*DIRECTIVE*
Sort through the entries below and pull out lines containing the word "test".

>> BEGIN RECORDS TO USE

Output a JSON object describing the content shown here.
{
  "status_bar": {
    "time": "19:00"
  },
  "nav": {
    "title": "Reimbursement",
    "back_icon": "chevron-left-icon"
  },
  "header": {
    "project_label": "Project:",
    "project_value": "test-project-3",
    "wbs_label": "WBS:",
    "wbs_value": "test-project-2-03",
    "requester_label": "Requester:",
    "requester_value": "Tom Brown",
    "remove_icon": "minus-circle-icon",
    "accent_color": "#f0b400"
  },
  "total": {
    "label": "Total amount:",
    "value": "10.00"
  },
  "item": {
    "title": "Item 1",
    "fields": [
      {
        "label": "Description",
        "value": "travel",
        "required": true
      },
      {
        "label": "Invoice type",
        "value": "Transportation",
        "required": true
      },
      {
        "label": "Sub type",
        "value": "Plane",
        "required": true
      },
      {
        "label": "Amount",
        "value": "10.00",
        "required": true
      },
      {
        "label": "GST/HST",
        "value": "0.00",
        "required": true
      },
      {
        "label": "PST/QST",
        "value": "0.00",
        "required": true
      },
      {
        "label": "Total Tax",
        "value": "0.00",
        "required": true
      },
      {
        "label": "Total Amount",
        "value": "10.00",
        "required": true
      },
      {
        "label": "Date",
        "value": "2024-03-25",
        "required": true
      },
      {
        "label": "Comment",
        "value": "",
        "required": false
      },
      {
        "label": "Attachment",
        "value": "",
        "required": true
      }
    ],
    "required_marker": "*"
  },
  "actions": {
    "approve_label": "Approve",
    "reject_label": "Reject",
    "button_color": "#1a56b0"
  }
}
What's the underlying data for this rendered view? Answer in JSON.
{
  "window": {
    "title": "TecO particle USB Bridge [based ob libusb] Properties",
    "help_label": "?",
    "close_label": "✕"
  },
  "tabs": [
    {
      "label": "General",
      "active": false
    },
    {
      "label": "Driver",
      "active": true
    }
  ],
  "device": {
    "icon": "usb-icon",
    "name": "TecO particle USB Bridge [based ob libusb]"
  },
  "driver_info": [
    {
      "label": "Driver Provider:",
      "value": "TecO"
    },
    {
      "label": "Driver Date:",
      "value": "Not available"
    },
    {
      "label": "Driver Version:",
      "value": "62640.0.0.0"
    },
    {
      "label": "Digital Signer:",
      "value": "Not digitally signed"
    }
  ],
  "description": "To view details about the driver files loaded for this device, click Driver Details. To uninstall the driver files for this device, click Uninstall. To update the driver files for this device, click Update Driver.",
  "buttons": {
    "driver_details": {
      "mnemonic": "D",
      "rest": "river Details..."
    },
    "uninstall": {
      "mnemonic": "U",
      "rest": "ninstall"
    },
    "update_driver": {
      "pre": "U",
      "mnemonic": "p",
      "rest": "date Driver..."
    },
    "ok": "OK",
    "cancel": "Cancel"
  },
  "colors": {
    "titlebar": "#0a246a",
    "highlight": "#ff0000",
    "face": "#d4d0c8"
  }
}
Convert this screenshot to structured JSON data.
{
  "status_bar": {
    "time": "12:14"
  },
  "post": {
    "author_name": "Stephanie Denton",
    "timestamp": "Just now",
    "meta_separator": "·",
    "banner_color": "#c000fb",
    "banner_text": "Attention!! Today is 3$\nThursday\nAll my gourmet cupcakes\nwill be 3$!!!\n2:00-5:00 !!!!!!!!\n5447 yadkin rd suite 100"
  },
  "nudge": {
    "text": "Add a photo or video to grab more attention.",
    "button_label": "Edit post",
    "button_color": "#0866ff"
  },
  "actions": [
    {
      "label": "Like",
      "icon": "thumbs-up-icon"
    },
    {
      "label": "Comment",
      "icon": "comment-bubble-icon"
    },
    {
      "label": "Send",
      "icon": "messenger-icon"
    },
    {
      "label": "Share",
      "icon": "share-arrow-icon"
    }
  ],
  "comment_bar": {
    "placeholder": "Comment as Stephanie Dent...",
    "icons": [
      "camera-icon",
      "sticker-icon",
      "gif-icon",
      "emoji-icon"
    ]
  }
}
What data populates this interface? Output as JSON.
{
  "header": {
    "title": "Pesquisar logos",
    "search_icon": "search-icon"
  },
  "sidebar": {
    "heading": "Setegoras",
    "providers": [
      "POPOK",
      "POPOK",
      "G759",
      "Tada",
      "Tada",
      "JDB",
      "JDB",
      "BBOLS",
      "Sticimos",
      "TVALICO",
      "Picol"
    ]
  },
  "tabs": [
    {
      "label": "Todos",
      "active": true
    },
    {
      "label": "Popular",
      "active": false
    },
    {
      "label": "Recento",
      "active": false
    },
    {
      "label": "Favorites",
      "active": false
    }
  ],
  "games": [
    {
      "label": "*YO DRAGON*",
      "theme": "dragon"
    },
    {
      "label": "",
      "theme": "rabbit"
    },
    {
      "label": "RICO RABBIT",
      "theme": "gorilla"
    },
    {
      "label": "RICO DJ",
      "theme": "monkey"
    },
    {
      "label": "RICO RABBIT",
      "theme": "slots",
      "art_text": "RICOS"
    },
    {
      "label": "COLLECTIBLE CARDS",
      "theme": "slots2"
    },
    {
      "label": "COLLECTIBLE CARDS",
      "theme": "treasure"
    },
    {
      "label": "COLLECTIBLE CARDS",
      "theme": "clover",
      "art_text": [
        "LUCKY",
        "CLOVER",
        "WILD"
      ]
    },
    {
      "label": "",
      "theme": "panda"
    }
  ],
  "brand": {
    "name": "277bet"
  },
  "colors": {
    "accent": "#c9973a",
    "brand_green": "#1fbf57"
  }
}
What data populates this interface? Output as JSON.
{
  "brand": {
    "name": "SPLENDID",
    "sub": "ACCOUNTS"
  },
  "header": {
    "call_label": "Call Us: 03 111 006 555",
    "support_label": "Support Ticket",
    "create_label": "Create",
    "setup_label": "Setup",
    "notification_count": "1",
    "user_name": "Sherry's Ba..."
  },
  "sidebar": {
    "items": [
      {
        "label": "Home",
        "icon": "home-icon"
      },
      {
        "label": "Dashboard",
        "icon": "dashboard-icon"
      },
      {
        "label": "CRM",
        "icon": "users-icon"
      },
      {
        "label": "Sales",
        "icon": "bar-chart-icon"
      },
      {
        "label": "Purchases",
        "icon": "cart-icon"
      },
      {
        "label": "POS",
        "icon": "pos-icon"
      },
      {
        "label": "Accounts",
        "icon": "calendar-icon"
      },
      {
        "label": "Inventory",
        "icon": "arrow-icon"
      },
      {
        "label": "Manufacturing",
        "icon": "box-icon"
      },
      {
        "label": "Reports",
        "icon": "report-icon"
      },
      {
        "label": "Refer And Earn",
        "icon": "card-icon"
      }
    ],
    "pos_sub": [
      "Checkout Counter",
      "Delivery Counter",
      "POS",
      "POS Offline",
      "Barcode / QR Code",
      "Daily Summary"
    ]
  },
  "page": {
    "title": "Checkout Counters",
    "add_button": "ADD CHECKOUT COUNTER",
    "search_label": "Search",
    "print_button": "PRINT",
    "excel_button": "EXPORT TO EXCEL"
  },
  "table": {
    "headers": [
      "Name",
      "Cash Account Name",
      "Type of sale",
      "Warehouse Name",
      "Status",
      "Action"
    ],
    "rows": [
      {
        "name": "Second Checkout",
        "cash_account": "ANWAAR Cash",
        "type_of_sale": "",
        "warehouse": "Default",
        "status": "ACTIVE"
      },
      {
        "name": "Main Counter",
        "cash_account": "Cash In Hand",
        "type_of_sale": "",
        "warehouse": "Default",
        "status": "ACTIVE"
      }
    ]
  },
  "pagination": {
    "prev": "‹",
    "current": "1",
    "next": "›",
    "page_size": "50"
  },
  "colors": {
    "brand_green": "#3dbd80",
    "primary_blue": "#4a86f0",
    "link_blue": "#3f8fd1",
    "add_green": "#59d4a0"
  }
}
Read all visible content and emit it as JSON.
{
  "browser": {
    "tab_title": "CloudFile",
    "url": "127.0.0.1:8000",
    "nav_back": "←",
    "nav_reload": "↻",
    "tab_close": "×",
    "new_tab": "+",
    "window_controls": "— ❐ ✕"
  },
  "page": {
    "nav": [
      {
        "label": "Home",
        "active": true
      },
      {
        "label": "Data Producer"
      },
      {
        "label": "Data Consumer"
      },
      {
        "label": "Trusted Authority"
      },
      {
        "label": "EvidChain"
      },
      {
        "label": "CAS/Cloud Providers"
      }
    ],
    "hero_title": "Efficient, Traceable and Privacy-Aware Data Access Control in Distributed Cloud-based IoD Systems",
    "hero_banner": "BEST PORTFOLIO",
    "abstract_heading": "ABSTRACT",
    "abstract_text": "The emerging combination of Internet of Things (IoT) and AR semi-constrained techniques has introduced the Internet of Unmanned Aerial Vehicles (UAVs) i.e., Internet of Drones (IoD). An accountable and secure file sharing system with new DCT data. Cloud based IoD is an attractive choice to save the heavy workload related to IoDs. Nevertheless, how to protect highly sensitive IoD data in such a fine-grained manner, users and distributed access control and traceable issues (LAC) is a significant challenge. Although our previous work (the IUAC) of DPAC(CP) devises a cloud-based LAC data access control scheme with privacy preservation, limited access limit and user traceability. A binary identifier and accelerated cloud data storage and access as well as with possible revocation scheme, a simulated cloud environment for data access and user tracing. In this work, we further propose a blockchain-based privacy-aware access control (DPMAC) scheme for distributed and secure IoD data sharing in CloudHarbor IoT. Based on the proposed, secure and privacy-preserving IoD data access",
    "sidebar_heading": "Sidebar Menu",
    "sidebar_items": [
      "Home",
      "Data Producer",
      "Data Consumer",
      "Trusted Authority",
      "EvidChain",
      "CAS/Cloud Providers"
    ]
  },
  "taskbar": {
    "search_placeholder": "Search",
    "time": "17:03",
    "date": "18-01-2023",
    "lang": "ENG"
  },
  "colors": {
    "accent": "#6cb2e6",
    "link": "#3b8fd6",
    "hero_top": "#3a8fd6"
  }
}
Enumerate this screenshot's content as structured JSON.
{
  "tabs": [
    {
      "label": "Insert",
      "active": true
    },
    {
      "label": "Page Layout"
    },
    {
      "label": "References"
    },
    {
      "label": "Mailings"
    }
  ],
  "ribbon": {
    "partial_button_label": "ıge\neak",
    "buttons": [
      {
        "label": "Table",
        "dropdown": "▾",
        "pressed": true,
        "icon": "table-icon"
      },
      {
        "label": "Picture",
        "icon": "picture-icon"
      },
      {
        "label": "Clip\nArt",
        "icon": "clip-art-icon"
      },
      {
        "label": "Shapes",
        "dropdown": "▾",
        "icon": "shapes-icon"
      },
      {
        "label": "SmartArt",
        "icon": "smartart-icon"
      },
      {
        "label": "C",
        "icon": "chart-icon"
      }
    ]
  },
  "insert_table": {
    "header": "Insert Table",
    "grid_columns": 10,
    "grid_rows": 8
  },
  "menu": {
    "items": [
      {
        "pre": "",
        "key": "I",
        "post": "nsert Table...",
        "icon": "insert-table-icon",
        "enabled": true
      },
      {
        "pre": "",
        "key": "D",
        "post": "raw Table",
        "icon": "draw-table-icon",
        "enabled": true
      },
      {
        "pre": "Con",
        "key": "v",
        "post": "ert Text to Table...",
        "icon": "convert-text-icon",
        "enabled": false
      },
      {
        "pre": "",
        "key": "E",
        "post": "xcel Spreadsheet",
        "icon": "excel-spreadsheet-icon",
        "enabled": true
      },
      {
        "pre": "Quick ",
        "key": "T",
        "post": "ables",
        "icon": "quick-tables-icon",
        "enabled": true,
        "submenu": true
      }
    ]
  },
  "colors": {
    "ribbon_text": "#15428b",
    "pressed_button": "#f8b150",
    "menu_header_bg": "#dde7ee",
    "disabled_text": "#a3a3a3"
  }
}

>> END RECORDS TO USE

*FINAL ANSWER*
    "project_value": "test-project-3",
    "wbs_value": "test-project-2-03",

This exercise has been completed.